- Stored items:
⁂

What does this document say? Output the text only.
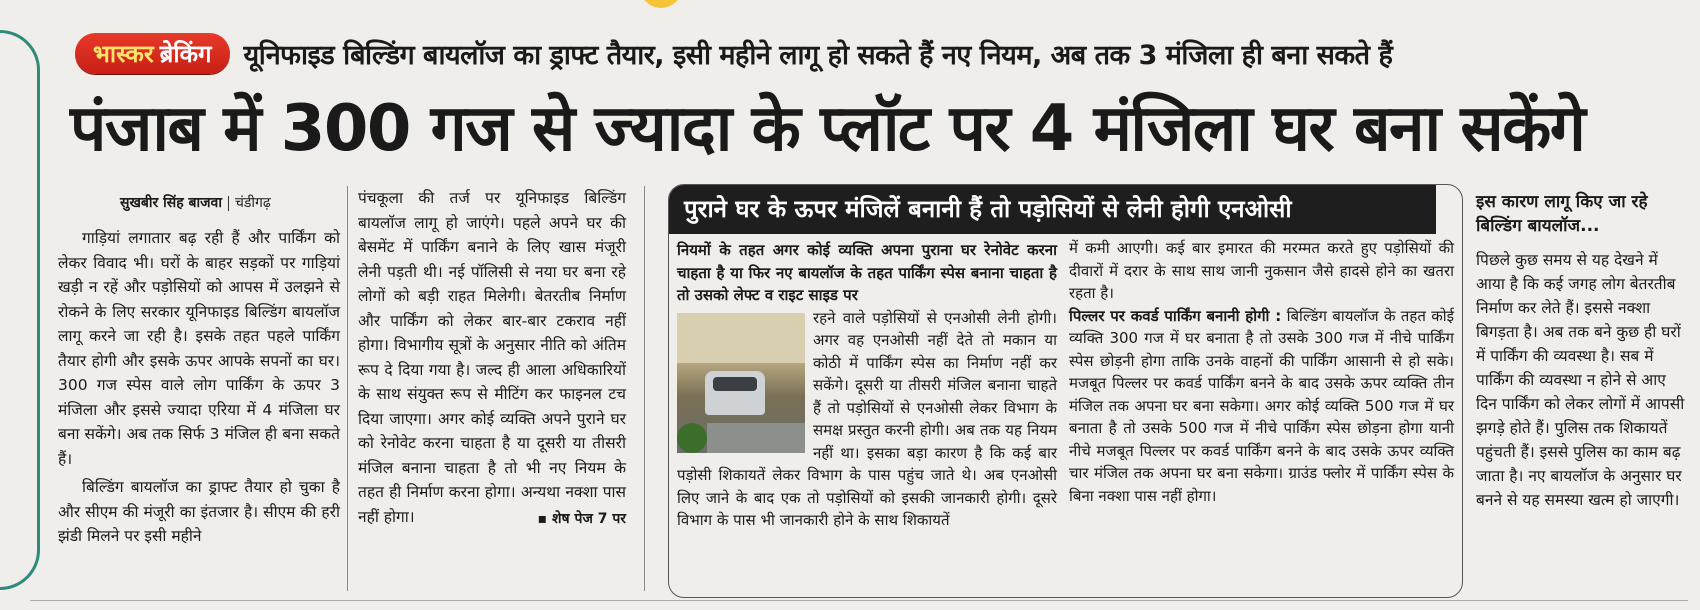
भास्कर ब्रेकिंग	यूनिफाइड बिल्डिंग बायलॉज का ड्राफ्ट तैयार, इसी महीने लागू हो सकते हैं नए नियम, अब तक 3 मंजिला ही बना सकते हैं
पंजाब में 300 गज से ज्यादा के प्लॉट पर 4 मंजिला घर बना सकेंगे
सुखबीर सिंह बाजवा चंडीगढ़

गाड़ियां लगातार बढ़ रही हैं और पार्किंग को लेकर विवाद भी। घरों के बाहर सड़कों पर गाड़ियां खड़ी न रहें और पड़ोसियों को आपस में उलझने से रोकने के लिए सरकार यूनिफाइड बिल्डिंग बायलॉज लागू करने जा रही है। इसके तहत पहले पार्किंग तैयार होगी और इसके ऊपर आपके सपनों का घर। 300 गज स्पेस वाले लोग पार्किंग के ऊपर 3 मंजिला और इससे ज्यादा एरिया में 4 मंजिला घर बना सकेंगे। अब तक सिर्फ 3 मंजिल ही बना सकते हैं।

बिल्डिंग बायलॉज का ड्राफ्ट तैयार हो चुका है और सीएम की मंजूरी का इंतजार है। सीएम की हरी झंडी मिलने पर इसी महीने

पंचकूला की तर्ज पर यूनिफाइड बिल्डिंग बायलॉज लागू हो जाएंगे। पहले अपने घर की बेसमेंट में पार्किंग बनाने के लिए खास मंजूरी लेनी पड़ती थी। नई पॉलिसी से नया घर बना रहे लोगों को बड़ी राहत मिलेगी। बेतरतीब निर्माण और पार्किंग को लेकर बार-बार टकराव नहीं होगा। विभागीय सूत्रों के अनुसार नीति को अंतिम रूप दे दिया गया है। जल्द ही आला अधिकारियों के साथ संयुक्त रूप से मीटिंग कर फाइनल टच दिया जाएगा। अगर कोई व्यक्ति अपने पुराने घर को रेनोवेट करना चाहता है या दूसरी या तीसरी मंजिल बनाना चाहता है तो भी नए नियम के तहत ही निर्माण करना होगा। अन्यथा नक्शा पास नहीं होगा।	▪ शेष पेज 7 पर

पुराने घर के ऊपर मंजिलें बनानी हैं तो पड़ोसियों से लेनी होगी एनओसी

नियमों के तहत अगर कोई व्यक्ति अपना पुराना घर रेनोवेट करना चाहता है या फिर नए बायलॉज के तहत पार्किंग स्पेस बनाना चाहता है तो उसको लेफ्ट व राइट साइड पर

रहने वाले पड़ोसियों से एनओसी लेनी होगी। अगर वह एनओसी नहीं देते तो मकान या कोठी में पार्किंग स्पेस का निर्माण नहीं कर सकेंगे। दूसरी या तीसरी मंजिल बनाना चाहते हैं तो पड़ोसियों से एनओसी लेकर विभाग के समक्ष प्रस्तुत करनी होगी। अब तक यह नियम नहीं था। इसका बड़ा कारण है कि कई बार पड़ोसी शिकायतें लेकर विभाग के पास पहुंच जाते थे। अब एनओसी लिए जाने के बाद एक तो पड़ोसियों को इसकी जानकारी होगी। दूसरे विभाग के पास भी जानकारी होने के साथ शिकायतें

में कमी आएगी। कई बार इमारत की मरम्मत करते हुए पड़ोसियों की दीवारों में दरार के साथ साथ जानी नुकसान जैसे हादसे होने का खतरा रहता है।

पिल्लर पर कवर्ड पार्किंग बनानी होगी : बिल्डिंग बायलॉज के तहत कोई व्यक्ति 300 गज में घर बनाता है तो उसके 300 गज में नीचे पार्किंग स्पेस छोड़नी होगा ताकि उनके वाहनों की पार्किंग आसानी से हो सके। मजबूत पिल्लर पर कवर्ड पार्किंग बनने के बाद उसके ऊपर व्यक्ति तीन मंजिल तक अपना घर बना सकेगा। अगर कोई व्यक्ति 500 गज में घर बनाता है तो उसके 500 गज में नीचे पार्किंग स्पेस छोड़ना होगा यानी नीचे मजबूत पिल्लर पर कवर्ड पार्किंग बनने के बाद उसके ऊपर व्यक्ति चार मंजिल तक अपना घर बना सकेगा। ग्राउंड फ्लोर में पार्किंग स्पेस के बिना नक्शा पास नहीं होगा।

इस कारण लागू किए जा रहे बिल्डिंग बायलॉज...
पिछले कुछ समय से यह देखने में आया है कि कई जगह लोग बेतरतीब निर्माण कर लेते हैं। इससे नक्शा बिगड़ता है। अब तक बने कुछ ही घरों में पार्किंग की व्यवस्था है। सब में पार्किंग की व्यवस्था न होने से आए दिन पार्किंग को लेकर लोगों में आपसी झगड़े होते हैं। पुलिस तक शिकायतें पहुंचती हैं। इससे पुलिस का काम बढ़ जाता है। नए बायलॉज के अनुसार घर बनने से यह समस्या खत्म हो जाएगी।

⁂

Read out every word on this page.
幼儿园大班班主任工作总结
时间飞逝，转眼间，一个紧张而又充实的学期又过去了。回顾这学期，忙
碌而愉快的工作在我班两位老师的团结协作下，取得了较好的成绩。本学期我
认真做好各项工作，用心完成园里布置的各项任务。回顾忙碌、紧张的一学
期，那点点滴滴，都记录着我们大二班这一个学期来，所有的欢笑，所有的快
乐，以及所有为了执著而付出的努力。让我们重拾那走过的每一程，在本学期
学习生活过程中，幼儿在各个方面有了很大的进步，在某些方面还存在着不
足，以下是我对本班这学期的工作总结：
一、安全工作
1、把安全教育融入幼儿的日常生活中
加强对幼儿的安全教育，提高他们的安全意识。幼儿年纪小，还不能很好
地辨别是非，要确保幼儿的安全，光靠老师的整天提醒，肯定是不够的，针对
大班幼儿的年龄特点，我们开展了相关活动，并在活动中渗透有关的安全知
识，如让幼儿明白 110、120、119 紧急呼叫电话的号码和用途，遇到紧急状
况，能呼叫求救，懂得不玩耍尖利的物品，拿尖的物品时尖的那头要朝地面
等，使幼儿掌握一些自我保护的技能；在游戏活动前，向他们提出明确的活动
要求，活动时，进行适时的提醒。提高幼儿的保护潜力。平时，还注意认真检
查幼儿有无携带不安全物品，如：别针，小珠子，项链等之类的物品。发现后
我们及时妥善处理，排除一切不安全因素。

⁂

- Set exercise: For the string "this", count the lines of the entries above that include it; answer with the number only.

- Answer for the task: 2